## Problem details
How many of the lines below contain "deals"? Answer with that number alone.

━━━

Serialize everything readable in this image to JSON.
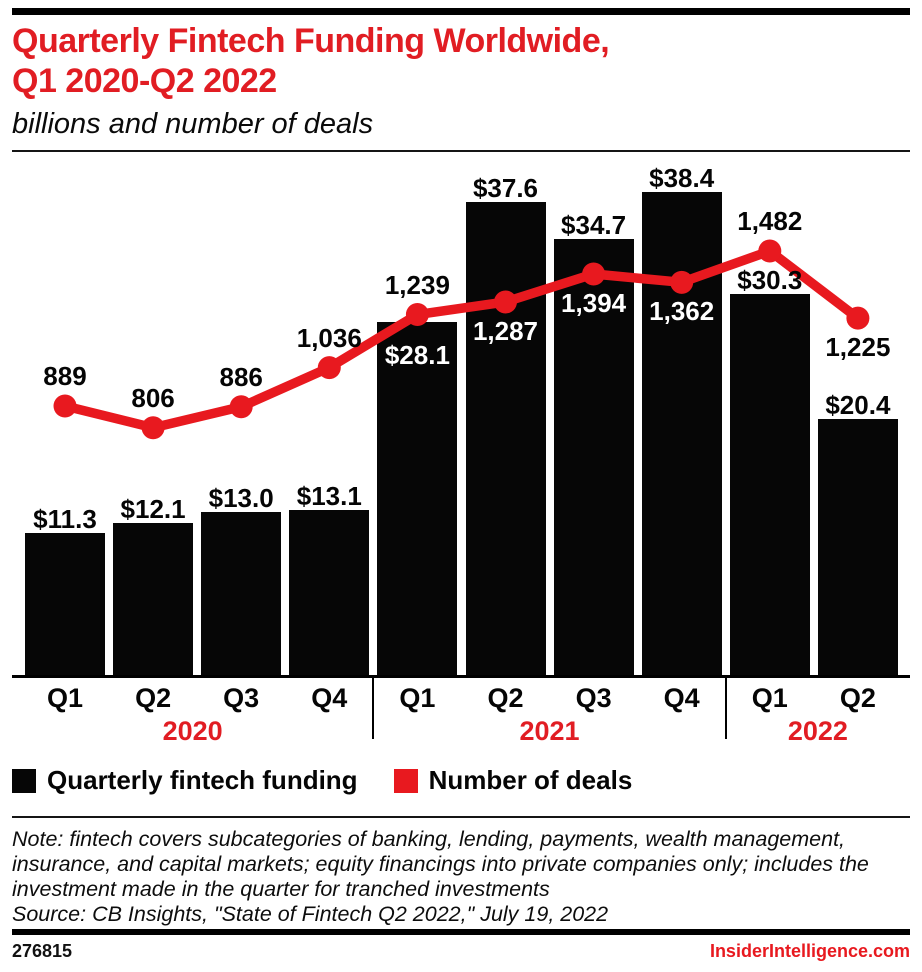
{
  "header": {
    "title_line1": "Quarterly Fintech Funding Worldwide,",
    "title_line2": "Q1 2020-Q2 2022",
    "subtitle": "billions and number of deals"
  },
  "chart_data": {
    "type": "combo-bar-line",
    "categories": [
      "Q1",
      "Q2",
      "Q3",
      "Q4",
      "Q1",
      "Q2",
      "Q3",
      "Q4",
      "Q1",
      "Q2"
    ],
    "year_groups": [
      {
        "label": "2020",
        "quarters": 4
      },
      {
        "label": "2021",
        "quarters": 4
      },
      {
        "label": "2022",
        "quarters": 2
      }
    ],
    "series": [
      {
        "name": "Quarterly fintech funding",
        "type": "bar",
        "unit": "USD billions",
        "values": [
          11.3,
          12.1,
          13.0,
          13.1,
          28.1,
          37.6,
          34.7,
          38.4,
          30.3,
          20.4
        ],
        "labels": [
          "$11.3",
          "$12.1",
          "$13.0",
          "$13.1",
          "$28.1",
          "$37.6",
          "$34.7",
          "$38.4",
          "$30.3",
          "$20.4"
        ],
        "label_placement": [
          "above",
          "above",
          "above",
          "above",
          "inside",
          "above",
          "above",
          "above",
          "above",
          "above"
        ],
        "color": "#060606"
      },
      {
        "name": "Number of deals",
        "type": "line",
        "unit": "deals",
        "values": [
          889,
          806,
          886,
          1036,
          1239,
          1287,
          1394,
          1362,
          1482,
          1225
        ],
        "labels": [
          "889",
          "806",
          "886",
          "1,036",
          "1,239",
          "1,287",
          "1,394",
          "1,362",
          "1,482",
          "1,225"
        ],
        "label_placement": [
          "above",
          "above",
          "above",
          "above",
          "above",
          "below-inside",
          "below-inside",
          "below-inside",
          "above",
          "below"
        ],
        "color": "#e8191f"
      }
    ],
    "title": "Quarterly Fintech Funding Worldwide, Q1 2020-Q2 2022",
    "subtitle": "billions and number of deals",
    "xlabel": "",
    "ylabel": "",
    "ylim_bars": [
      0,
      41
    ],
    "ylim_line": [
      600,
      1600
    ],
    "grid": false,
    "legend_position": "bottom"
  },
  "legend": {
    "items": [
      {
        "label": "Quarterly fintech funding",
        "color": "#060606"
      },
      {
        "label": "Number of deals",
        "color": "#e8191f"
      }
    ]
  },
  "notes": {
    "lines": [
      "Note: fintech covers subcategories of banking, lending, payments, wealth management,",
      "insurance, and capital markets; equity financings into private companies only; includes the",
      "investment made in the quarter for tranched investments",
      "Source: CB Insights, \"State of Fintech Q2 2022,\" July 19, 2022"
    ]
  },
  "footer": {
    "code": "276815",
    "site": "InsiderIntelligence.com"
  },
  "colors": {
    "brand_red": "#e8191f",
    "title_red": "#e11d23",
    "bar_black": "#060606",
    "background": "#ffffff"
  }
}
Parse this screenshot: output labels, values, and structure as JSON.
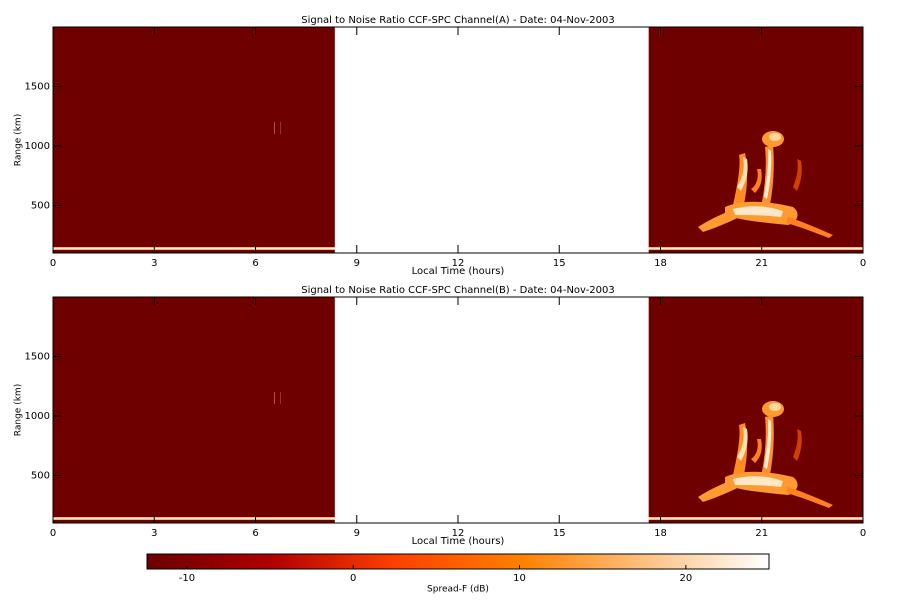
{
  "chart_data": [
    {
      "type": "heatmap",
      "title": "Signal to Noise Ratio CCF-SPC Channel(A) - Date: 04-Nov-2003",
      "xlabel": "Local Time (hours)",
      "ylabel": "Range (km)",
      "xlim": [
        0,
        24
      ],
      "xticks": [
        0,
        3,
        6,
        9,
        12,
        15,
        18,
        21,
        {
          "value": 24,
          "label": "0"
        }
      ],
      "ylim": [
        100,
        2000
      ],
      "yticks": [
        500,
        1000,
        1500
      ],
      "no_data": [
        8.35,
        17.65
      ]
    },
    {
      "type": "heatmap",
      "title": "Signal to Noise Ratio CCF-SPC Channel(B) - Date: 04-Nov-2003",
      "xlabel": "Local Time (hours)",
      "ylabel": "Range (km)",
      "xlim": [
        0,
        24
      ],
      "xticks": [
        0,
        3,
        6,
        9,
        12,
        15,
        18,
        21,
        {
          "value": 24,
          "label": "0"
        }
      ],
      "ylim": [
        100,
        2000
      ],
      "yticks": [
        500,
        1000,
        1500
      ],
      "no_data": [
        8.35,
        17.65
      ]
    }
  ],
  "colorbar": {
    "label": "Spread-F (dB)",
    "zlim": [
      -12.4,
      25
    ],
    "ticks": [
      -10,
      0,
      10,
      20
    ],
    "colors": [
      "#6a0000",
      "#b00000",
      "#ff4000",
      "#ff8000",
      "#ffc080",
      "#ffffff"
    ]
  }
}
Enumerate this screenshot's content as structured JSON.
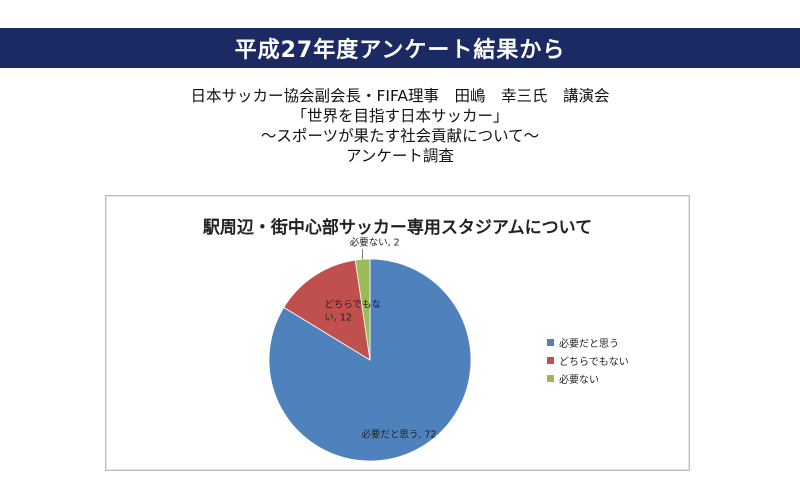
{
  "header": {
    "title": "平成27年度アンケート結果から",
    "bg_color": "#1b2a63"
  },
  "subtitle_lines": [
    "日本サッカー協会副会長・FIFA理事　田嶋　幸三氏　講演会",
    "「世界を目指す日本サッカー」",
    "～スポーツが果たす社会貢献について～",
    "アンケート調査"
  ],
  "chart_data": {
    "type": "pie",
    "title": "駅周辺・街中心部サッカー専用スタジアムについて",
    "categories": [
      "必要だと思う",
      "どちらでもない",
      "必要ない"
    ],
    "values": [
      72,
      12,
      2
    ],
    "colors": [
      "#4f81bd",
      "#c0504d",
      "#9bbb59"
    ],
    "data_labels": [
      "必要だと思う, 72",
      "どちらでもな\nい, 12",
      "必要ない, 2"
    ],
    "legend_position": "right"
  }
}
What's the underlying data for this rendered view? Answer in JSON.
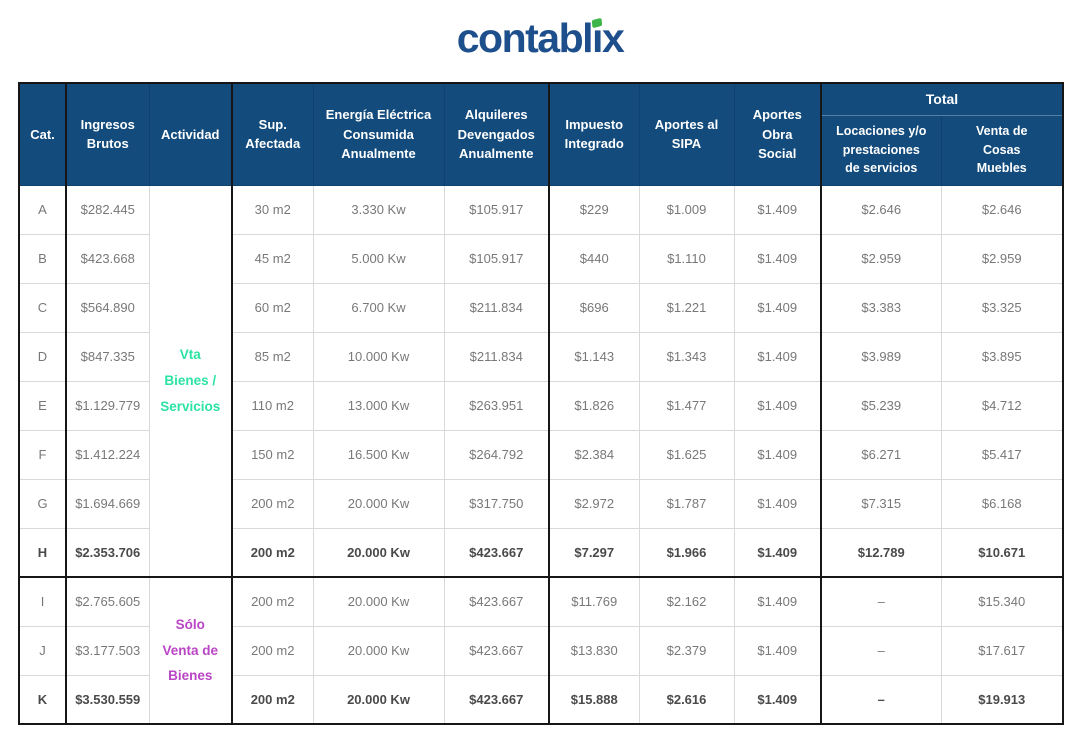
{
  "logo": {
    "prefix": "contabl",
    "i_char": "ı",
    "suffix": "x",
    "brand_color": "#1d4f8c",
    "accent_color": "#3db54a"
  },
  "table": {
    "headers": {
      "cat": "Cat.",
      "ingresos": "Ingresos\nBrutos",
      "actividad": "Actividad",
      "sup": "Sup.\nAfectada",
      "energia": "Energía Eléctrica\nConsumida\nAnualmente",
      "alquileres": "Alquileres\nDevengados\nAnualmente",
      "impuesto": "Impuesto\nIntegrado",
      "sipa": "Aportes al\nSIPA",
      "obra_social": "Aportes\nObra\nSocial",
      "total": "Total",
      "total_locaciones": "Locaciones y/o\nprestaciones\nde servicios",
      "total_venta": "Venta de\nCosas\nMuebles"
    },
    "header_bg_color": "#134b7c",
    "activity_groups": [
      {
        "label": "Vta\nBienes /\nServicios",
        "rows": 8,
        "color": "#2be3a3"
      },
      {
        "label": "Sólo\nVenta de\nBienes",
        "rows": 3,
        "color": "#ba45c5"
      }
    ],
    "rows": [
      {
        "cat": "A",
        "ingresos": "$282.445",
        "sup": "30 m2",
        "energia": "3.330 Kw",
        "alquileres": "$105.917",
        "impuesto": "$229",
        "sipa": "$1.009",
        "obra_social": "$1.409",
        "total_locaciones": "$2.646",
        "total_venta": "$2.646",
        "bold": false
      },
      {
        "cat": "B",
        "ingresos": "$423.668",
        "sup": "45 m2",
        "energia": "5.000 Kw",
        "alquileres": "$105.917",
        "impuesto": "$440",
        "sipa": "$1.110",
        "obra_social": "$1.409",
        "total_locaciones": "$2.959",
        "total_venta": "$2.959",
        "bold": false
      },
      {
        "cat": "C",
        "ingresos": "$564.890",
        "sup": "60 m2",
        "energia": "6.700 Kw",
        "alquileres": "$211.834",
        "impuesto": "$696",
        "sipa": "$1.221",
        "obra_social": "$1.409",
        "total_locaciones": "$3.383",
        "total_venta": "$3.325",
        "bold": false
      },
      {
        "cat": "D",
        "ingresos": "$847.335",
        "sup": "85 m2",
        "energia": "10.000 Kw",
        "alquileres": "$211.834",
        "impuesto": "$1.143",
        "sipa": "$1.343",
        "obra_social": "$1.409",
        "total_locaciones": "$3.989",
        "total_venta": "$3.895",
        "bold": false
      },
      {
        "cat": "E",
        "ingresos": "$1.129.779",
        "sup": "110 m2",
        "energia": "13.000 Kw",
        "alquileres": "$263.951",
        "impuesto": "$1.826",
        "sipa": "$1.477",
        "obra_social": "$1.409",
        "total_locaciones": "$5.239",
        "total_venta": "$4.712",
        "bold": false
      },
      {
        "cat": "F",
        "ingresos": "$1.412.224",
        "sup": "150 m2",
        "energia": "16.500 Kw",
        "alquileres": "$264.792",
        "impuesto": "$2.384",
        "sipa": "$1.625",
        "obra_social": "$1.409",
        "total_locaciones": "$6.271",
        "total_venta": "$5.417",
        "bold": false
      },
      {
        "cat": "G",
        "ingresos": "$1.694.669",
        "sup": "200 m2",
        "energia": "20.000 Kw",
        "alquileres": "$317.750",
        "impuesto": "$2.972",
        "sipa": "$1.787",
        "obra_social": "$1.409",
        "total_locaciones": "$7.315",
        "total_venta": "$6.168",
        "bold": false
      },
      {
        "cat": "H",
        "ingresos": "$2.353.706",
        "sup": "200 m2",
        "energia": "20.000 Kw",
        "alquileres": "$423.667",
        "impuesto": "$7.297",
        "sipa": "$1.966",
        "obra_social": "$1.409",
        "total_locaciones": "$12.789",
        "total_venta": "$10.671",
        "bold": true
      },
      {
        "cat": "I",
        "ingresos": "$2.765.605",
        "sup": "200 m2",
        "energia": "20.000 Kw",
        "alquileres": "$423.667",
        "impuesto": "$11.769",
        "sipa": "$2.162",
        "obra_social": "$1.409",
        "total_locaciones": "–",
        "total_venta": "$15.340",
        "bold": false
      },
      {
        "cat": "J",
        "ingresos": "$3.177.503",
        "sup": "200 m2",
        "energia": "20.000 Kw",
        "alquileres": "$423.667",
        "impuesto": "$13.830",
        "sipa": "$2.379",
        "obra_social": "$1.409",
        "total_locaciones": "–",
        "total_venta": "$17.617",
        "bold": false
      },
      {
        "cat": "K",
        "ingresos": "$3.530.559",
        "sup": "200 m2",
        "energia": "20.000 Kw",
        "alquileres": "$423.667",
        "impuesto": "$15.888",
        "sipa": "$2.616",
        "obra_social": "$1.409",
        "total_locaciones": "–",
        "total_venta": "$19.913",
        "bold": true
      }
    ]
  }
}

━━━

## Complete response
5